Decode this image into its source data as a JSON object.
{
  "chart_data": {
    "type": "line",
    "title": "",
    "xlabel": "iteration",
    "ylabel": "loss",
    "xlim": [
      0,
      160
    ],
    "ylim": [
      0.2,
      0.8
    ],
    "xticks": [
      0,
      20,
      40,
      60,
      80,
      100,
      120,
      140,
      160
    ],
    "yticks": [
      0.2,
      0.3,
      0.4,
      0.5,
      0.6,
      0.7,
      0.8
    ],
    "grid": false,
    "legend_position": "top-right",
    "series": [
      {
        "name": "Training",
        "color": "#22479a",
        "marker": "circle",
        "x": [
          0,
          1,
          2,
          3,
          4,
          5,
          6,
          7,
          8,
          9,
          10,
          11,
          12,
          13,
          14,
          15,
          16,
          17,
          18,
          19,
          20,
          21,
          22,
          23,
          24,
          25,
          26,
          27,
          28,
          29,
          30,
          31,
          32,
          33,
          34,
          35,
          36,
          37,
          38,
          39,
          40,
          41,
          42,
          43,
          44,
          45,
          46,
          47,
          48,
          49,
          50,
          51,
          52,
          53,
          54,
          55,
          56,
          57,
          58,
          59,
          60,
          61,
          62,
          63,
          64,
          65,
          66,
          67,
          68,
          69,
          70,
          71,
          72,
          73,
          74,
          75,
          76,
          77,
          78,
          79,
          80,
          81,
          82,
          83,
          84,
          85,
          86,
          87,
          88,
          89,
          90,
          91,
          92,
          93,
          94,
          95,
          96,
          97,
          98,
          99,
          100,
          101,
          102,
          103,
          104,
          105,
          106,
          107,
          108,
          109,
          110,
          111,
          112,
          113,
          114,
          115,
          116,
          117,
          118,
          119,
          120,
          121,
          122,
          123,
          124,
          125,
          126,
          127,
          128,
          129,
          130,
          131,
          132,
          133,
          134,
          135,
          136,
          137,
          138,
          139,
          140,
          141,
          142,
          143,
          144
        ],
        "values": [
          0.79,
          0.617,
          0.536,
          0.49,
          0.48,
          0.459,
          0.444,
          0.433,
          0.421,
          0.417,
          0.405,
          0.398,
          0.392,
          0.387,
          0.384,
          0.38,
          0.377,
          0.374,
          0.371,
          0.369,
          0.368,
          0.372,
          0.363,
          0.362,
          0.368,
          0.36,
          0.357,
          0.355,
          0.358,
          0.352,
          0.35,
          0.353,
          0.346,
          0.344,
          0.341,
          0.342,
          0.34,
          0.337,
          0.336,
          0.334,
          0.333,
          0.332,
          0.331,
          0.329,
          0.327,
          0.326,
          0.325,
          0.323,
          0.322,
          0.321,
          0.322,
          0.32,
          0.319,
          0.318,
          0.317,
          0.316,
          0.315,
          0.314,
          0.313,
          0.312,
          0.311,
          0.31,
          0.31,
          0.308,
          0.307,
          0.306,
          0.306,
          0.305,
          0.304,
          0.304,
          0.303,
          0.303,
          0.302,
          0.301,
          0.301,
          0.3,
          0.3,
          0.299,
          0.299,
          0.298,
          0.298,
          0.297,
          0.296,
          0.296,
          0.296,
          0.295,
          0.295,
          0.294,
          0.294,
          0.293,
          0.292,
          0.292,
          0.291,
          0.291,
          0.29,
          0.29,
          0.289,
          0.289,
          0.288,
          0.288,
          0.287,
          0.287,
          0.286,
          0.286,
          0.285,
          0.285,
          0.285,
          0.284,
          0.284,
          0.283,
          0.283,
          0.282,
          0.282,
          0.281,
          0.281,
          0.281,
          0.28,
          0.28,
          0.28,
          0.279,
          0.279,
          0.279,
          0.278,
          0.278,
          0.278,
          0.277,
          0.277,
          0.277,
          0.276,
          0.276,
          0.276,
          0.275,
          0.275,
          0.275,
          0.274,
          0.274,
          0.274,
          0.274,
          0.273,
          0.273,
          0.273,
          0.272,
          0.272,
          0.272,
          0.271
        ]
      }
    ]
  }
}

▸ Stated goal
Extract, word for word, each line of the listing above.

▸ Task solution
Decode this image into its source data as a JSON object.
{
  "chart_data": {
    "type": "line",
    "title": "",
    "xlabel": "iteration",
    "ylabel": "loss",
    "xlim": [
      0,
      160
    ],
    "ylim": [
      0.2,
      0.8
    ],
    "xticks": [
      0,
      20,
      40,
      60,
      80,
      100,
      120,
      140,
      160
    ],
    "yticks": [
      0.2,
      0.3,
      0.4,
      0.5,
      0.6,
      0.7,
      0.8
    ],
    "grid": false,
    "legend_position": "top-right",
    "series": [
      {
        "name": "Training",
        "color": "#22479a",
        "marker": "circle",
        "x": [
          0,
          1,
          2,
          3,
          4,
          5,
          6,
          7,
          8,
          9,
          10,
          11,
          12,
          13,
          14,
          15,
          16,
          17,
          18,
          19,
          20,
          21,
          22,
          23,
          24,
          25,
          26,
          27,
          28,
          29,
          30,
          31,
          32,
          33,
          34,
          35,
          36,
          37,
          38,
          39,
          40,
          41,
          42,
          43,
          44,
          45,
          46,
          47,
          48,
          49,
          50,
          51,
          52,
          53,
          54,
          55,
          56,
          57,
          58,
          59,
          60,
          61,
          62,
          63,
          64,
          65,
          66,
          67,
          68,
          69,
          70,
          71,
          72,
          73,
          74,
          75,
          76,
          77,
          78,
          79,
          80,
          81,
          82,
          83,
          84,
          85,
          86,
          87,
          88,
          89,
          90,
          91,
          92,
          93,
          94,
          95,
          96,
          97,
          98,
          99,
          100,
          101,
          102,
          103,
          104,
          105,
          106,
          107,
          108,
          109,
          110,
          111,
          112,
          113,
          114,
          115,
          116,
          117,
          118,
          119,
          120,
          121,
          122,
          123,
          124,
          125,
          126,
          127,
          128,
          129,
          130,
          131,
          132,
          133,
          134,
          135,
          136,
          137,
          138,
          139,
          140,
          141,
          142,
          143,
          144
        ],
        "values": [
          0.79,
          0.617,
          0.536,
          0.49,
          0.48,
          0.459,
          0.444,
          0.433,
          0.421,
          0.417,
          0.405,
          0.398,
          0.392,
          0.387,
          0.384,
          0.38,
          0.377,
          0.374,
          0.371,
          0.369,
          0.368,
          0.372,
          0.363,
          0.362,
          0.368,
          0.36,
          0.357,
          0.355,
          0.358,
          0.352,
          0.35,
          0.353,
          0.346,
          0.344,
          0.341,
          0.342,
          0.34,
          0.337,
          0.336,
          0.334,
          0.333,
          0.332,
          0.331,
          0.329,
          0.327,
          0.326,
          0.325,
          0.323,
          0.322,
          0.321,
          0.322,
          0.32,
          0.319,
          0.318,
          0.317,
          0.316,
          0.315,
          0.314,
          0.313,
          0.312,
          0.311,
          0.31,
          0.31,
          0.308,
          0.307,
          0.306,
          0.306,
          0.305,
          0.304,
          0.304,
          0.303,
          0.303,
          0.302,
          0.301,
          0.301,
          0.3,
          0.3,
          0.299,
          0.299,
          0.298,
          0.298,
          0.297,
          0.296,
          0.296,
          0.296,
          0.295,
          0.295,
          0.294,
          0.294,
          0.293,
          0.292,
          0.292,
          0.291,
          0.291,
          0.29,
          0.29,
          0.289,
          0.289,
          0.288,
          0.288,
          0.287,
          0.287,
          0.286,
          0.286,
          0.285,
          0.285,
          0.285,
          0.284,
          0.284,
          0.283,
          0.283,
          0.282,
          0.282,
          0.281,
          0.281,
          0.281,
          0.28,
          0.28,
          0.28,
          0.279,
          0.279,
          0.279,
          0.278,
          0.278,
          0.278,
          0.277,
          0.277,
          0.277,
          0.276,
          0.276,
          0.276,
          0.275,
          0.275,
          0.275,
          0.274,
          0.274,
          0.274,
          0.274,
          0.273,
          0.273,
          0.273,
          0.272,
          0.272,
          0.272,
          0.271
        ]
      }
    ]
  }
}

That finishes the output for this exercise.